### THE TASK
Below are some records; repeat them all exactly, minus the pictures.

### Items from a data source
[start]
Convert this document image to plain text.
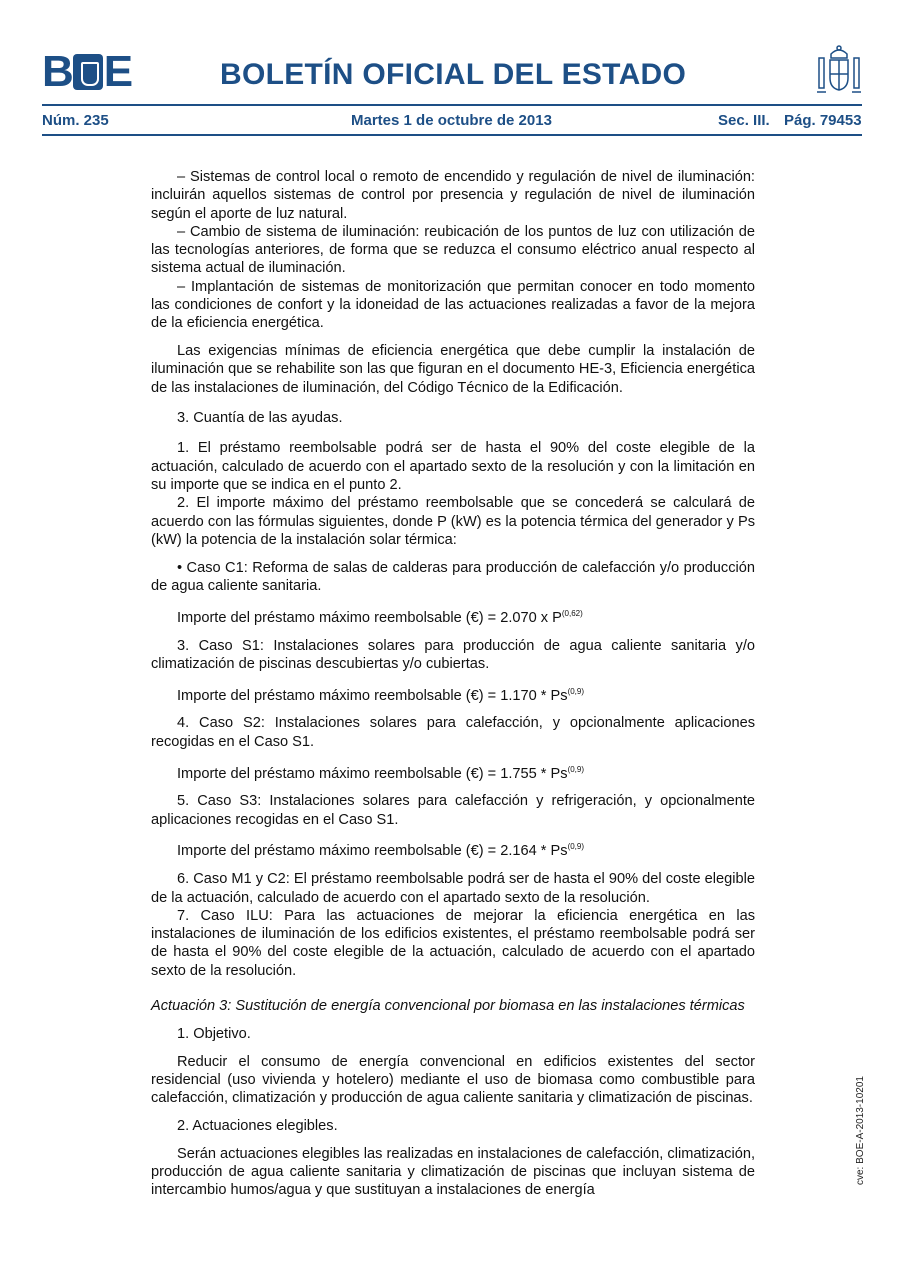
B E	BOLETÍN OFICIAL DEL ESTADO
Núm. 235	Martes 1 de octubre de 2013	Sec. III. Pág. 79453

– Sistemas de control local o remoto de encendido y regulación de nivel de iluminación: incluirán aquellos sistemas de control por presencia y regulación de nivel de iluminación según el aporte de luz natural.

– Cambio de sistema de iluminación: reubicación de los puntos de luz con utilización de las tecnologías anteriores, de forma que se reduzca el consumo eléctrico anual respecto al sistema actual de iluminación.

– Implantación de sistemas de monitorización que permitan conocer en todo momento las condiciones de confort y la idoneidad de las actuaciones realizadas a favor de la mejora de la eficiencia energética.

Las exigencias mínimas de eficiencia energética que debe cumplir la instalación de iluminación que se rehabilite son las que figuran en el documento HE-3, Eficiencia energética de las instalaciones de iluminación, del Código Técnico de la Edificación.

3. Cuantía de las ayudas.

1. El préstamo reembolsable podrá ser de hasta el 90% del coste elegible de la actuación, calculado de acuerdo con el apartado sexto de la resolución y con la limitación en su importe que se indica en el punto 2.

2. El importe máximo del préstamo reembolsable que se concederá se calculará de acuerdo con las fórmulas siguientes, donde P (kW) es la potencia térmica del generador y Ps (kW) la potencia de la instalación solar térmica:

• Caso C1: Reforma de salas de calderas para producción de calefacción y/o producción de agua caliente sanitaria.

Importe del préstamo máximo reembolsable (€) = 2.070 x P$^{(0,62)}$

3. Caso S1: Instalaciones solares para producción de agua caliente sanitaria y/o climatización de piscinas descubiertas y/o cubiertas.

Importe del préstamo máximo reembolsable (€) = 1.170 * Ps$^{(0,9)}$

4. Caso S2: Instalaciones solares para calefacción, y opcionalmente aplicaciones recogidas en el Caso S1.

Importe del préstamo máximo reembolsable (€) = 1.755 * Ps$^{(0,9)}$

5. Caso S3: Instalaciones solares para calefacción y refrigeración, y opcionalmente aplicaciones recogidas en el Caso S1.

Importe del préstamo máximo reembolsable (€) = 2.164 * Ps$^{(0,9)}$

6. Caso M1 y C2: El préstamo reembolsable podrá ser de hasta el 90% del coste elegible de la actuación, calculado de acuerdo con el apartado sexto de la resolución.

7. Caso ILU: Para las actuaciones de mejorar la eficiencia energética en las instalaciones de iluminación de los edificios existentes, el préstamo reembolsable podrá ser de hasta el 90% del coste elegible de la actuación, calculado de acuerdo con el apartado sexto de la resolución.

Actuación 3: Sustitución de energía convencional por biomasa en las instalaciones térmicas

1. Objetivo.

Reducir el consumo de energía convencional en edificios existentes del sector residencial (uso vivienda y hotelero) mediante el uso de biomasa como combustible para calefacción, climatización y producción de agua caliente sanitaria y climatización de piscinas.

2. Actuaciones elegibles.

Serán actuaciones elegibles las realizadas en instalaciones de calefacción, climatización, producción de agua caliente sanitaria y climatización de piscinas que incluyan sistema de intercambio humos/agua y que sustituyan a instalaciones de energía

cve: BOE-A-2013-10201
[end]
### FINAL RESULT
Convert this document image to plain text.
B E	BOLETÍN OFICIAL DEL ESTADO
Núm. 235	Martes 1 de octubre de 2013	Sec. III. Pág. 79453

– Sistemas de control local o remoto de encendido y regulación de nivel de iluminación: incluirán aquellos sistemas de control por presencia y regulación de nivel de iluminación según el aporte de luz natural.

– Cambio de sistema de iluminación: reubicación de los puntos de luz con utilización de las tecnologías anteriores, de forma que se reduzca el consumo eléctrico anual respecto al sistema actual de iluminación.

– Implantación de sistemas de monitorización que permitan conocer en todo momento las condiciones de confort y la idoneidad de las actuaciones realizadas a favor de la mejora de la eficiencia energética.

Las exigencias mínimas de eficiencia energética que debe cumplir la instalación de iluminación que se rehabilite son las que figuran en el documento HE-3, Eficiencia energética de las instalaciones de iluminación, del Código Técnico de la Edificación.

3. Cuantía de las ayudas.

1. El préstamo reembolsable podrá ser de hasta el 90% del coste elegible de la actuación, calculado de acuerdo con el apartado sexto de la resolución y con la limitación en su importe que se indica en el punto 2.

2. El importe máximo del préstamo reembolsable que se concederá se calculará de acuerdo con las fórmulas siguientes, donde P (kW) es la potencia térmica del generador y Ps (kW) la potencia de la instalación solar térmica:

• Caso C1: Reforma de salas de calderas para producción de calefacción y/o producción de agua caliente sanitaria.

Importe del préstamo máximo reembolsable (€) = 2.070 x P$^{(0,62)}$

3. Caso S1: Instalaciones solares para producción de agua caliente sanitaria y/o climatización de piscinas descubiertas y/o cubiertas.

Importe del préstamo máximo reembolsable (€) = 1.170 * Ps$^{(0,9)}$

4. Caso S2: Instalaciones solares para calefacción, y opcionalmente aplicaciones recogidas en el Caso S1.

Importe del préstamo máximo reembolsable (€) = 1.755 * Ps$^{(0,9)}$

5. Caso S3: Instalaciones solares para calefacción y refrigeración, y opcionalmente aplicaciones recogidas en el Caso S1.

Importe del préstamo máximo reembolsable (€) = 2.164 * Ps$^{(0,9)}$

6. Caso M1 y C2: El préstamo reembolsable podrá ser de hasta el 90% del coste elegible de la actuación, calculado de acuerdo con el apartado sexto de la resolución.

7. Caso ILU: Para las actuaciones de mejorar la eficiencia energética en las instalaciones de iluminación de los edificios existentes, el préstamo reembolsable podrá ser de hasta el 90% del coste elegible de la actuación, calculado de acuerdo con el apartado sexto de la resolución.

Actuación 3: Sustitución de energía convencional por biomasa en las instalaciones térmicas

1. Objetivo.

Reducir el consumo de energía convencional en edificios existentes del sector residencial (uso vivienda y hotelero) mediante el uso de biomasa como combustible para calefacción, climatización y producción de agua caliente sanitaria y climatización de piscinas.

2. Actuaciones elegibles.

Serán actuaciones elegibles las realizadas en instalaciones de calefacción, climatización, producción de agua caliente sanitaria y climatización de piscinas que incluyan sistema de intercambio humos/agua y que sustituyan a instalaciones de energía

cve: BOE-A-2013-10201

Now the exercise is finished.